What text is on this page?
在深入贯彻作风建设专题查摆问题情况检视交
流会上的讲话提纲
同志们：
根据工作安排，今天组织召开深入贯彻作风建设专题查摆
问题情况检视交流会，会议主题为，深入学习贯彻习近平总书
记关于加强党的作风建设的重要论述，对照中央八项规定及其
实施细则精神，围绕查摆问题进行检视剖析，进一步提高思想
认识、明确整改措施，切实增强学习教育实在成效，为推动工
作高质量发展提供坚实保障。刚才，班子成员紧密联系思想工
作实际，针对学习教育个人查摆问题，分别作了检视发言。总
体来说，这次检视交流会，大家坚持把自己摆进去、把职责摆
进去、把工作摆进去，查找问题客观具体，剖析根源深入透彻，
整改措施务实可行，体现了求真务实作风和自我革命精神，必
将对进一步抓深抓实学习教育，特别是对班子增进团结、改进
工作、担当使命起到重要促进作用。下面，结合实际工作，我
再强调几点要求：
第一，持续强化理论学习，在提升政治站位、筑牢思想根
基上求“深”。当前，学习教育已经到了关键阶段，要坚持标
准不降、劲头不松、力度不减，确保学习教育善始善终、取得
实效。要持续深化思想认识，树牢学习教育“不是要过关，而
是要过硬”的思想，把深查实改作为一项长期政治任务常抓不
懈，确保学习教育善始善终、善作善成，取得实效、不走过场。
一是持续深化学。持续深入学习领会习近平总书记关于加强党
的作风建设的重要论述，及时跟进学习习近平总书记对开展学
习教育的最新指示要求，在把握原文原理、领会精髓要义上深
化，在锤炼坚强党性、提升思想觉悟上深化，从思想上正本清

--- --- ---

What you have to do -> Output all of the material exactly as written.

Response for this exercise ->
What text is on this page?
在深入贯彻作风建设专题查摆问题情况检视交
流会上的讲话提纲
同志们：
根据工作安排，今天组织召开深入贯彻作风建设专题查摆
问题情况检视交流会，会议主题为，深入学习贯彻习近平总书
记关于加强党的作风建设的重要论述，对照中央八项规定及其
实施细则精神，围绕查摆问题进行检视剖析，进一步提高思想
认识、明确整改措施，切实增强学习教育实在成效，为推动工
作高质量发展提供坚实保障。刚才，班子成员紧密联系思想工
作实际，针对学习教育个人查摆问题，分别作了检视发言。总
体来说，这次检视交流会，大家坚持把自己摆进去、把职责摆
进去、把工作摆进去，查找问题客观具体，剖析根源深入透彻，
整改措施务实可行，体现了求真务实作风和自我革命精神，必
将对进一步抓深抓实学习教育，特别是对班子增进团结、改进
工作、担当使命起到重要促进作用。下面，结合实际工作，我
再强调几点要求：
第一，持续强化理论学习，在提升政治站位、筑牢思想根
基上求“深”。当前，学习教育已经到了关键阶段，要坚持标
准不降、劲头不松、力度不减，确保学习教育善始善终、取得
实效。要持续深化思想认识，树牢学习教育“不是要过关，而
是要过硬”的思想，把深查实改作为一项长期政治任务常抓不
懈，确保学习教育善始善终、善作善成，取得实效、不走过场。
一是持续深化学。持续深入学习领会习近平总书记关于加强党
的作风建设的重要论述，及时跟进学习习近平总书记对开展学
习教育的最新指示要求，在把握原文原理、领会精髓要义上深
化，在锤炼坚强党性、提升思想觉悟上深化，从思想上正本清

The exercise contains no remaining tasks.